Repeat the material exactly, every line of it.

[Excerpts from a figure dataset]
Begin

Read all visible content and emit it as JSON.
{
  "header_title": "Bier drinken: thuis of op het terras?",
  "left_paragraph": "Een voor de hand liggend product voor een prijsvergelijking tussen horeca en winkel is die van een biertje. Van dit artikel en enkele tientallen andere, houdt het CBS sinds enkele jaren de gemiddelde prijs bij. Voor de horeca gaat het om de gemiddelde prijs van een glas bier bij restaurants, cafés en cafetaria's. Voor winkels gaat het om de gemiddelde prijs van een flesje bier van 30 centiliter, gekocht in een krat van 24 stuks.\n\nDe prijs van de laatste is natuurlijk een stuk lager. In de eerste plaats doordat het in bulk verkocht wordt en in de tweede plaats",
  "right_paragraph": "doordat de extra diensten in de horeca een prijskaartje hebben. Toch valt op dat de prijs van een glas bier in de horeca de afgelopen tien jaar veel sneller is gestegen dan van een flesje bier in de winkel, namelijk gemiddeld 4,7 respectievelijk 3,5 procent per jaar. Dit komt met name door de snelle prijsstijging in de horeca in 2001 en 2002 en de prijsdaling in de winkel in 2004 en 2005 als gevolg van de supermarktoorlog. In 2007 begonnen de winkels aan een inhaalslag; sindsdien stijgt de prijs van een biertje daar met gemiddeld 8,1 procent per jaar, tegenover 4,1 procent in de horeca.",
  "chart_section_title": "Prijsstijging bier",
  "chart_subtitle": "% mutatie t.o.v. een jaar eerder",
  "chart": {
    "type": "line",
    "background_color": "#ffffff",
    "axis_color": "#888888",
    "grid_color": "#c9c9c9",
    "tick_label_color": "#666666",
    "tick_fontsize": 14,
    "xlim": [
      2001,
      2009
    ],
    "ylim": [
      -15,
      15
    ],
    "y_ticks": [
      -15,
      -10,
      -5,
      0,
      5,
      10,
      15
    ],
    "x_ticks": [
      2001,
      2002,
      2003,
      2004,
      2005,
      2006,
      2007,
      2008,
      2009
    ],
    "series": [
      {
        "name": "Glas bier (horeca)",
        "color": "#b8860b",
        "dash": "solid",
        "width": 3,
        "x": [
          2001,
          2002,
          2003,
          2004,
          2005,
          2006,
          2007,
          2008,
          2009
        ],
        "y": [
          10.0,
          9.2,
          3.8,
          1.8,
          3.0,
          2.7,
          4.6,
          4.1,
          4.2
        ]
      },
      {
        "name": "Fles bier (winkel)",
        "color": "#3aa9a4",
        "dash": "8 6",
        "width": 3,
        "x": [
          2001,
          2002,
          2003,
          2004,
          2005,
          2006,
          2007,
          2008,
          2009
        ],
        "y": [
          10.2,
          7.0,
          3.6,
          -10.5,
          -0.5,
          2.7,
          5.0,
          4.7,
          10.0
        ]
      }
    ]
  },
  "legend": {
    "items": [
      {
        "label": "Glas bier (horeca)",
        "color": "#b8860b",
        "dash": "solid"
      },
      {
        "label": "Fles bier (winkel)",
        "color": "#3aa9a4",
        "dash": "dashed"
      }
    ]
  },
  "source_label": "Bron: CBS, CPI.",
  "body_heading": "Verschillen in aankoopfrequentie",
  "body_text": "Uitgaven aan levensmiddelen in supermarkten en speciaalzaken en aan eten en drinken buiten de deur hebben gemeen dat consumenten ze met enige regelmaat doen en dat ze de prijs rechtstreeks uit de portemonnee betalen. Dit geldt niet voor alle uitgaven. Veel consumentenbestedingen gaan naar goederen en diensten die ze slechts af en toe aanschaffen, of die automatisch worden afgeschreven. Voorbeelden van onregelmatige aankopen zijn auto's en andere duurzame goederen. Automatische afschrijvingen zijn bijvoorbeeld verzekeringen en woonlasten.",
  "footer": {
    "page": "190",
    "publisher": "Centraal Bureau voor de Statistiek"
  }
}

End

• **PROBLEM SOLUTION**
Read all visible content and emit it as JSON.
{
  "header_title": "Bier drinken: thuis of op het terras?",
  "left_paragraph": "Een voor de hand liggend product voor een prijsvergelijking tussen horeca en winkel is die van een biertje. Van dit artikel en enkele tientallen andere, houdt het CBS sinds enkele jaren de gemiddelde prijs bij. Voor de horeca gaat het om de gemiddelde prijs van een glas bier bij restaurants, cafés en cafetaria's. Voor winkels gaat het om de gemiddelde prijs van een flesje bier van 30 centiliter, gekocht in een krat van 24 stuks.\n\nDe prijs van de laatste is natuurlijk een stuk lager. In de eerste plaats doordat het in bulk verkocht wordt en in de tweede plaats",
  "right_paragraph": "doordat de extra diensten in de horeca een prijskaartje hebben. Toch valt op dat de prijs van een glas bier in de horeca de afgelopen tien jaar veel sneller is gestegen dan van een flesje bier in de winkel, namelijk gemiddeld 4,7 respectievelijk 3,5 procent per jaar. Dit komt met name door de snelle prijsstijging in de horeca in 2001 en 2002 en de prijsdaling in de winkel in 2004 en 2005 als gevolg van de supermarktoorlog. In 2007 begonnen de winkels aan een inhaalslag; sindsdien stijgt de prijs van een biertje daar met gemiddeld 8,1 procent per jaar, tegenover 4,1 procent in de horeca.",
  "chart_section_title": "Prijsstijging bier",
  "chart_subtitle": "% mutatie t.o.v. een jaar eerder",
  "chart": {
    "type": "line",
    "background_color": "#ffffff",
    "axis_color": "#888888",
    "grid_color": "#c9c9c9",
    "tick_label_color": "#666666",
    "tick_fontsize": 14,
    "xlim": [
      2001,
      2009
    ],
    "ylim": [
      -15,
      15
    ],
    "y_ticks": [
      -15,
      -10,
      -5,
      0,
      5,
      10,
      15
    ],
    "x_ticks": [
      2001,
      2002,
      2003,
      2004,
      2005,
      2006,
      2007,
      2008,
      2009
    ],
    "series": [
      {
        "name": "Glas bier (horeca)",
        "color": "#b8860b",
        "dash": "solid",
        "width": 3,
        "x": [
          2001,
          2002,
          2003,
          2004,
          2005,
          2006,
          2007,
          2008,
          2009
        ],
        "y": [
          10.0,
          9.2,
          3.8,
          1.8,
          3.0,
          2.7,
          4.6,
          4.1,
          4.2
        ]
      },
      {
        "name": "Fles bier (winkel)",
        "color": "#3aa9a4",
        "dash": "8 6",
        "width": 3,
        "x": [
          2001,
          2002,
          2003,
          2004,
          2005,
          2006,
          2007,
          2008,
          2009
        ],
        "y": [
          10.2,
          7.0,
          3.6,
          -10.5,
          -0.5,
          2.7,
          5.0,
          4.7,
          10.0
        ]
      }
    ]
  },
  "legend": {
    "items": [
      {
        "label": "Glas bier (horeca)",
        "color": "#b8860b",
        "dash": "solid"
      },
      {
        "label": "Fles bier (winkel)",
        "color": "#3aa9a4",
        "dash": "dashed"
      }
    ]
  },
  "source_label": "Bron: CBS, CPI.",
  "body_heading": "Verschillen in aankoopfrequentie",
  "body_text": "Uitgaven aan levensmiddelen in supermarkten en speciaalzaken en aan eten en drinken buiten de deur hebben gemeen dat consumenten ze met enige regelmaat doen en dat ze de prijs rechtstreeks uit de portemonnee betalen. Dit geldt niet voor alle uitgaven. Veel consumentenbestedingen gaan naar goederen en diensten die ze slechts af en toe aanschaffen, of die automatisch worden afgeschreven. Voorbeelden van onregelmatige aankopen zijn auto's en andere duurzame goederen. Automatische afschrijvingen zijn bijvoorbeeld verzekeringen en woonlasten.",
  "footer": {
    "page": "190",
    "publisher": "Centraal Bureau voor de Statistiek"
  }
}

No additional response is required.